● **DO THIS**
Reproduce every one of the following lines, changing nothing.

● **INFORMATION SHOWN**
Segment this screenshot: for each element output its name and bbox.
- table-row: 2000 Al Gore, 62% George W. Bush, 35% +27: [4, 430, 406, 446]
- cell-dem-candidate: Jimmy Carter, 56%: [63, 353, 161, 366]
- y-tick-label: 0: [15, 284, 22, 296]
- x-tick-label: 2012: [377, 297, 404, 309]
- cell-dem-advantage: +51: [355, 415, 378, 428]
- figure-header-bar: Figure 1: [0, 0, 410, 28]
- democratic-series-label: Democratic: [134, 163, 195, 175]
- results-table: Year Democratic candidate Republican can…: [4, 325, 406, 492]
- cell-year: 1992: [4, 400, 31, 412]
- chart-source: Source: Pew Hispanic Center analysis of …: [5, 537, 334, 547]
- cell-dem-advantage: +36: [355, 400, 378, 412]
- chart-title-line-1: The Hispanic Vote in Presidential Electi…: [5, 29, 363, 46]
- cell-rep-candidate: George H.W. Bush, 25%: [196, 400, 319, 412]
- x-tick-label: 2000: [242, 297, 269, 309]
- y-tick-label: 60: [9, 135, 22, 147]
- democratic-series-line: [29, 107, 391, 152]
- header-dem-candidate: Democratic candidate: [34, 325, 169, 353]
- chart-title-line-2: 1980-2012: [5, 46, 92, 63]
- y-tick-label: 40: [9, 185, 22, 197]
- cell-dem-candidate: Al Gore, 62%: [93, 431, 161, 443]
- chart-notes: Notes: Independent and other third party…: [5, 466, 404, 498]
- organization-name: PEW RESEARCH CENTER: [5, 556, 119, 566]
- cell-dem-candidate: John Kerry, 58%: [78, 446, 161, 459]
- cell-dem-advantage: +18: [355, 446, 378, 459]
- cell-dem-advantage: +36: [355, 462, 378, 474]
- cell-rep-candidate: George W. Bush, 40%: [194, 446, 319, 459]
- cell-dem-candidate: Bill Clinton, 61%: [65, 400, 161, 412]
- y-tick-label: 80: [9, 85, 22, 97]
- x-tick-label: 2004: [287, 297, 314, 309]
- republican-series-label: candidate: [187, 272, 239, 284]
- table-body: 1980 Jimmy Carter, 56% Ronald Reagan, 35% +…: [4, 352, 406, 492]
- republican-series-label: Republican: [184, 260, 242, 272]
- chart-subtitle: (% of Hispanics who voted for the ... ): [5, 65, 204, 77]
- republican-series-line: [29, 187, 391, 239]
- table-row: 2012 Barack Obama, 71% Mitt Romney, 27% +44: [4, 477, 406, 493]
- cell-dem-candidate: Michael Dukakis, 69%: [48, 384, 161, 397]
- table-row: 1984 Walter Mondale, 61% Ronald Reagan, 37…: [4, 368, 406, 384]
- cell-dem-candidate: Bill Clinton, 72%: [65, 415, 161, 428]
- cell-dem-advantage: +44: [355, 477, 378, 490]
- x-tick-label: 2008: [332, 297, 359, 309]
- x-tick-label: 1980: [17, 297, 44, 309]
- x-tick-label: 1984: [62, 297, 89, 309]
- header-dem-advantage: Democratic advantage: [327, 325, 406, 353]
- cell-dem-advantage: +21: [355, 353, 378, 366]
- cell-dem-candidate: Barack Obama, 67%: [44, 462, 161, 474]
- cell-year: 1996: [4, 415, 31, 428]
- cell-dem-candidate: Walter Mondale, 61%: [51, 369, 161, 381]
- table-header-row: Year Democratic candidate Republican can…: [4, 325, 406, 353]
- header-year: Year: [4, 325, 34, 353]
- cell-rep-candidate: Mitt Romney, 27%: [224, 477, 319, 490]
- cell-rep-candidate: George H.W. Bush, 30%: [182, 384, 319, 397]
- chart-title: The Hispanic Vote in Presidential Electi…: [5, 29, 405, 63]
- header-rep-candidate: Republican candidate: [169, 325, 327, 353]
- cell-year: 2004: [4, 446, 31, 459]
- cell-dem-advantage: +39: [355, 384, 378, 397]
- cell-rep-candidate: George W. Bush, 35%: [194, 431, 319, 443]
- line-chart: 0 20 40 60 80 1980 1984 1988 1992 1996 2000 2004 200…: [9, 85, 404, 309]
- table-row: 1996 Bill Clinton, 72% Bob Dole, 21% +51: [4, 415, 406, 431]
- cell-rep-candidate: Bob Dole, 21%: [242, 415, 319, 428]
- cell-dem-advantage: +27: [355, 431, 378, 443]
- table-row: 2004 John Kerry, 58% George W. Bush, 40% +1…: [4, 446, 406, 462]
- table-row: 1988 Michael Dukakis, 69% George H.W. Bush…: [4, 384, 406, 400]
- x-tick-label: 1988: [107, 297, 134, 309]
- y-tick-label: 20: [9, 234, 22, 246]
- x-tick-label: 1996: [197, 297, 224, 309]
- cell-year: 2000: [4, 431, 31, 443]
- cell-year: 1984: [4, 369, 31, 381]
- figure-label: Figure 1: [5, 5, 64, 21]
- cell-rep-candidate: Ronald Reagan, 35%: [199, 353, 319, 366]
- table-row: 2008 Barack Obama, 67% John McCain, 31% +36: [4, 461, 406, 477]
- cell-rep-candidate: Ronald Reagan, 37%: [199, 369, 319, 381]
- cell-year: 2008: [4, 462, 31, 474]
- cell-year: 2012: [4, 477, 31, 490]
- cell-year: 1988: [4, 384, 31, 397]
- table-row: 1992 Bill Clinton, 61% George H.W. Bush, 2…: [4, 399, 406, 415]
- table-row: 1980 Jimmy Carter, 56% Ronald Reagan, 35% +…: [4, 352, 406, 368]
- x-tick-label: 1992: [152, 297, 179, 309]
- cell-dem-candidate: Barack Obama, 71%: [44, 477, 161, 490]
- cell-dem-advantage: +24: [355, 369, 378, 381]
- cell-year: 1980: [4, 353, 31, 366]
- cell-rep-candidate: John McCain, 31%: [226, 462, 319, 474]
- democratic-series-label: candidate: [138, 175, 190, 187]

● **RESULT OF THIS TASK**
Segment this screenshot: for each element output its name and bbox.
- table-row: 2000 Al Gore, 62% George W. Bush, 35% +27: [4, 430, 406, 446]
- cell-dem-candidate: Jimmy Carter, 56%: [63, 353, 161, 366]
- y-tick-label: 0: [15, 284, 22, 296]
- x-tick-label: 2012: [377, 297, 404, 309]
- cell-dem-advantage: +51: [355, 415, 378, 428]
- figure-header-bar: Figure 1: [0, 0, 410, 28]
- democratic-series-label: Democratic: [134, 163, 195, 175]
- results-table: Year Democratic candidate Republican can…: [4, 325, 406, 492]
- cell-year: 1992: [4, 400, 31, 412]
- chart-source: Source: Pew Hispanic Center analysis of …: [5, 537, 334, 547]
- cell-dem-advantage: +36: [355, 400, 378, 412]
- chart-title-line-1: The Hispanic Vote in Presidential Electi…: [5, 29, 363, 46]
- cell-rep-candidate: George H.W. Bush, 25%: [196, 400, 319, 412]
- x-tick-label: 2000: [242, 297, 269, 309]
- y-tick-label: 60: [9, 135, 22, 147]
- democratic-series-line: [29, 107, 391, 152]
- header-dem-candidate: Democratic candidate: [34, 325, 169, 353]
- chart-title-line-2: 1980-2012: [5, 46, 92, 63]
- y-tick-label: 40: [9, 185, 22, 197]
- cell-dem-candidate: Al Gore, 62%: [93, 431, 161, 443]
- chart-notes: Notes: Independent and other third party…: [5, 466, 404, 498]
- organization-name: PEW RESEARCH CENTER: [5, 556, 119, 566]
- cell-dem-candidate: John Kerry, 58%: [78, 446, 161, 459]
- cell-dem-advantage: +18: [355, 446, 378, 459]
- cell-dem-advantage: +36: [355, 462, 378, 474]
- cell-rep-candidate: George W. Bush, 40%: [194, 446, 319, 459]
- cell-dem-candidate: Bill Clinton, 61%: [65, 400, 161, 412]
- y-tick-label: 80: [9, 85, 22, 97]
- x-tick-label: 2004: [287, 297, 314, 309]
- republican-series-label: candidate: [187, 272, 239, 284]
- table-body: 1980 Jimmy Carter, 56% Ronald Reagan, 35% +…: [4, 352, 406, 492]
- republican-series-label: Republican: [184, 260, 242, 272]
- chart-subtitle: (% of Hispanics who voted for the ... ): [5, 65, 204, 77]
- republican-series-line: [29, 187, 391, 239]
- table-row: 2012 Barack Obama, 71% Mitt Romney, 27% +44: [4, 477, 406, 493]
- cell-dem-candidate: Michael Dukakis, 69%: [48, 384, 161, 397]
- table-row: 1984 Walter Mondale, 61% Ronald Reagan, 37…: [4, 368, 406, 384]
- cell-dem-candidate: Bill Clinton, 72%: [65, 415, 161, 428]
- cell-dem-advantage: +44: [355, 477, 378, 490]
- x-tick-label: 2008: [332, 297, 359, 309]
- x-tick-label: 1980: [17, 297, 44, 309]
- x-tick-label: 1984: [62, 297, 89, 309]
- header-dem-advantage: Democratic advantage: [327, 325, 406, 353]
- cell-dem-advantage: +21: [355, 353, 378, 366]
- cell-dem-candidate: Barack Obama, 67%: [44, 462, 161, 474]
- cell-year: 1996: [4, 415, 31, 428]
- cell-dem-candidate: Walter Mondale, 61%: [51, 369, 161, 381]
- table-header-row: Year Democratic candidate Republican can…: [4, 325, 406, 353]
- header-year: Year: [4, 325, 34, 353]
- cell-rep-candidate: Mitt Romney, 27%: [224, 477, 319, 490]
- cell-rep-candidate: George H.W. Bush, 30%: [182, 384, 319, 397]
- chart-title: The Hispanic Vote in Presidential Electi…: [5, 29, 405, 63]
- header-rep-candidate: Republican candidate: [169, 325, 327, 353]
- cell-year: 2004: [4, 446, 31, 459]
- cell-dem-advantage: +39: [355, 384, 378, 397]
- cell-rep-candidate: George W. Bush, 35%: [194, 431, 319, 443]
- line-chart: 0 20 40 60 80 1980 1984 1988 1992 1996 2000 2004 200…: [9, 85, 404, 309]
- table-row: 1996 Bill Clinton, 72% Bob Dole, 21% +51: [4, 415, 406, 431]
- cell-rep-candidate: Bob Dole, 21%: [242, 415, 319, 428]
- cell-dem-advantage: +27: [355, 431, 378, 443]
- table-row: 2004 John Kerry, 58% George W. Bush, 40% +1…: [4, 446, 406, 462]
- table-row: 1988 Michael Dukakis, 69% George H.W. Bush…: [4, 384, 406, 400]
- x-tick-label: 1988: [107, 297, 134, 309]
- y-tick-label: 20: [9, 234, 22, 246]
- x-tick-label: 1996: [197, 297, 224, 309]
- cell-year: 2000: [4, 431, 31, 443]
- cell-year: 1984: [4, 369, 31, 381]
- figure-label: Figure 1: [5, 5, 64, 21]
- cell-rep-candidate: Ronald Reagan, 35%: [199, 353, 319, 366]
- table-row: 2008 Barack Obama, 67% John McCain, 31% +36: [4, 461, 406, 477]
- cell-rep-candidate: Ronald Reagan, 37%: [199, 369, 319, 381]
- cell-year: 2008: [4, 462, 31, 474]
- cell-year: 2012: [4, 477, 31, 490]
- cell-year: 1988: [4, 384, 31, 397]
- table-row: 1992 Bill Clinton, 61% George H.W. Bush, 2…: [4, 399, 406, 415]
- table-row: 1980 Jimmy Carter, 56% Ronald Reagan, 35% +…: [4, 352, 406, 368]
- x-tick-label: 1992: [152, 297, 179, 309]
- cell-dem-candidate: Barack Obama, 71%: [44, 477, 161, 490]
- cell-dem-advantage: +24: [355, 369, 378, 381]
- cell-year: 1980: [4, 353, 31, 366]
- cell-rep-candidate: John McCain, 31%: [226, 462, 319, 474]
- democratic-series-label: candidate: [138, 175, 190, 187]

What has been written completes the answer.